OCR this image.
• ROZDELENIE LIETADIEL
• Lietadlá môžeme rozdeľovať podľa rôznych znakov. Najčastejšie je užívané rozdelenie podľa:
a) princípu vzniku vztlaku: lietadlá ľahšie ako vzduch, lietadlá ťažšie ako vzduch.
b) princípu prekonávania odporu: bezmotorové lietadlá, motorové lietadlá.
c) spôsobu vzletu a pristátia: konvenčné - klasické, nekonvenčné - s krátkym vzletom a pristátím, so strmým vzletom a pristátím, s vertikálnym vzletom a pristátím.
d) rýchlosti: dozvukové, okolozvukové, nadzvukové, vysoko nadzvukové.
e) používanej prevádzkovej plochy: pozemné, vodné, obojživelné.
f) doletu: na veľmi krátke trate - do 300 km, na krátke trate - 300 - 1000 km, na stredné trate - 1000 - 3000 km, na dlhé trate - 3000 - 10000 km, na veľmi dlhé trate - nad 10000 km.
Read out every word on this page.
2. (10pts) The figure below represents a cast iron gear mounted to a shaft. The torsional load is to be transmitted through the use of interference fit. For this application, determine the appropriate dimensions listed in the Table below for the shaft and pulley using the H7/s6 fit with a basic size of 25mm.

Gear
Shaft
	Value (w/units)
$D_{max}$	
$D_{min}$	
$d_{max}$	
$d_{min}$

What the exercise asks:
Everything from the line containing "Read out every word on this page." to the end of the data above should be quoted exactly, please, both ends included, and nothing outside that span.

Response:
Read out every word on this page.
2. (10pts) The figure below represents a cast iron gear mounted to a shaft. The torsional load is to be transmitted through the use of interference fit. For this application, determine the appropriate dimensions listed in the Table below for the shaft and pulley using the H7/s6 fit with a basic size of 25mm.

Gear
Shaft
	Value (w/units)
$D_{max}$	
$D_{min}$	
$d_{max}$	
$d_{min}$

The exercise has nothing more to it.